What to do> For the entries that follow, state how many lines include the word "Fractal", giving the number and nothing else.

Items>
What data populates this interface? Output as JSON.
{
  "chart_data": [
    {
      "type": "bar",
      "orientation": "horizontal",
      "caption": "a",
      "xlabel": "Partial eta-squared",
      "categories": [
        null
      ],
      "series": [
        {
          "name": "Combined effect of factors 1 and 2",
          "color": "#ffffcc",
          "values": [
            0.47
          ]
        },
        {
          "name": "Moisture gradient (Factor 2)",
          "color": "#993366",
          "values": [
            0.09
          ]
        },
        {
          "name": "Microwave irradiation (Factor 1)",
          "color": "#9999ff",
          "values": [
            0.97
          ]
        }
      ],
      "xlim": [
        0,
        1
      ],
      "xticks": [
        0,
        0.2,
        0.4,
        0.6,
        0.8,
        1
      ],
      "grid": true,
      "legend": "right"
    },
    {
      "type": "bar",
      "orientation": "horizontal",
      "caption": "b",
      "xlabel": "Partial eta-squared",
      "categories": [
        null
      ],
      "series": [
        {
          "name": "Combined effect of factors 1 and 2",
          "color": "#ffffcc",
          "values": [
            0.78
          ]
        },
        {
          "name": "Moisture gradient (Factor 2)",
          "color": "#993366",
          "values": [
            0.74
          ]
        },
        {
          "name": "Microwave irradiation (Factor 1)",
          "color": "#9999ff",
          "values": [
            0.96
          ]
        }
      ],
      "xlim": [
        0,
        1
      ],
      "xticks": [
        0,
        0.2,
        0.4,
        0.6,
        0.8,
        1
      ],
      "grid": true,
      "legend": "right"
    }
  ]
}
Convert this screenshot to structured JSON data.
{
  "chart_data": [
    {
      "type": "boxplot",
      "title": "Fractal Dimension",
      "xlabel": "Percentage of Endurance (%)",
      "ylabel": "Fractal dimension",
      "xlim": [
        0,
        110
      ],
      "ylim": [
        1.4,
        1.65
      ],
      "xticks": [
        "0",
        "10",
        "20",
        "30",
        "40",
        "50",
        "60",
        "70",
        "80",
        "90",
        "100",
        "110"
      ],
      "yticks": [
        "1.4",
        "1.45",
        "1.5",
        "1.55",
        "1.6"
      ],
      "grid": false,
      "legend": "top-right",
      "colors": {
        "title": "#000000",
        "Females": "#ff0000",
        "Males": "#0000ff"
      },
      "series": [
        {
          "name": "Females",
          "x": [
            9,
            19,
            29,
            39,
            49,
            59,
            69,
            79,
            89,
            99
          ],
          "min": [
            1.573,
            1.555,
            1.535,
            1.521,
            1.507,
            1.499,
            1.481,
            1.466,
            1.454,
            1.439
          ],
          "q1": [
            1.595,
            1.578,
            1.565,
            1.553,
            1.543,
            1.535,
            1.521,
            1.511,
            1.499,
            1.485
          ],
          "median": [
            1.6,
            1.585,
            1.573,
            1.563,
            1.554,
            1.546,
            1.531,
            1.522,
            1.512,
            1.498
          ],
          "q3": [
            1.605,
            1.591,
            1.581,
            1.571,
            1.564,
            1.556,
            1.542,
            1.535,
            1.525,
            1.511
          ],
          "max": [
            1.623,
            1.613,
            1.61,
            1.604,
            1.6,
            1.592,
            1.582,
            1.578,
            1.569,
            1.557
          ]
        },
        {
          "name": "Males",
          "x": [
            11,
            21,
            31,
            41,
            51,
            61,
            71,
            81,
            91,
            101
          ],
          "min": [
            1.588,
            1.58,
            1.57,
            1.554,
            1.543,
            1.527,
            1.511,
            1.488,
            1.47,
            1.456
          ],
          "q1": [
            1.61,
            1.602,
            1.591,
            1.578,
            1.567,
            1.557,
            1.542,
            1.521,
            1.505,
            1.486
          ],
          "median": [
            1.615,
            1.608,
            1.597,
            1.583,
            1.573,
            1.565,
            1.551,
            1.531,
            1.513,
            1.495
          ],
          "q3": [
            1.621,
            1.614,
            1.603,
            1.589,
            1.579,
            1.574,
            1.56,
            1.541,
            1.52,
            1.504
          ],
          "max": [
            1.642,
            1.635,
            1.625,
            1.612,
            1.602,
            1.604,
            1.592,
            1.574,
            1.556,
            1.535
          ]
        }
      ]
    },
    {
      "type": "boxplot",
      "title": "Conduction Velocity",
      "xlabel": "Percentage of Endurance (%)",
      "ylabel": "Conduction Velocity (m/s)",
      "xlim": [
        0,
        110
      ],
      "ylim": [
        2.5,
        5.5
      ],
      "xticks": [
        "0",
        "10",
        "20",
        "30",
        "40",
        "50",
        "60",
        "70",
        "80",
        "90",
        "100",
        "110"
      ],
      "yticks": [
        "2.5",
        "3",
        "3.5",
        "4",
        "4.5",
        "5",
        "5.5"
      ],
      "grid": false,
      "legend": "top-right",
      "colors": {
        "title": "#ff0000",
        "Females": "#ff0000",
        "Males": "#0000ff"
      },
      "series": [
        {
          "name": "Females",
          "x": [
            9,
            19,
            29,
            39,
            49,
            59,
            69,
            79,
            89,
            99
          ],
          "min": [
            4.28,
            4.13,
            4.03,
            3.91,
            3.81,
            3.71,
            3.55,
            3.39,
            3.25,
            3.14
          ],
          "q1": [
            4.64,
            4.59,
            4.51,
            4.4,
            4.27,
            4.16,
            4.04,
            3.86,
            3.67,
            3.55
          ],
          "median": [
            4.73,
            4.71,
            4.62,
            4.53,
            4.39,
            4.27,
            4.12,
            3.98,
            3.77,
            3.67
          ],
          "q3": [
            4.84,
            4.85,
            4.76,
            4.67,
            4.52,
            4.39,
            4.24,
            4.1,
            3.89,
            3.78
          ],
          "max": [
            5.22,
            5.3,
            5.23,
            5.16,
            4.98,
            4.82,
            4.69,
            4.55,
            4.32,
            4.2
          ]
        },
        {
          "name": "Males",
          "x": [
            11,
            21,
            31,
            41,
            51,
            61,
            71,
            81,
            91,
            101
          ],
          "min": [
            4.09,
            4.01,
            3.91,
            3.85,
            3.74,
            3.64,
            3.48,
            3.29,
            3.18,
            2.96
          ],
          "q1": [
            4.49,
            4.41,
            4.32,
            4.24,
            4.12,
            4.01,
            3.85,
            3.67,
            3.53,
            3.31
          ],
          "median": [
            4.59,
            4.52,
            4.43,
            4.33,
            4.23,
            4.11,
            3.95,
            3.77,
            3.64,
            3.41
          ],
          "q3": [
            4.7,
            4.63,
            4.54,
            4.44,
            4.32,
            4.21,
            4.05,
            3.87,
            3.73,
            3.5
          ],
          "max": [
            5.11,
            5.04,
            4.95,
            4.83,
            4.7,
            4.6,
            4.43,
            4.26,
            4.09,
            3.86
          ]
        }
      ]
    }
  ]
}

Finished answer> 2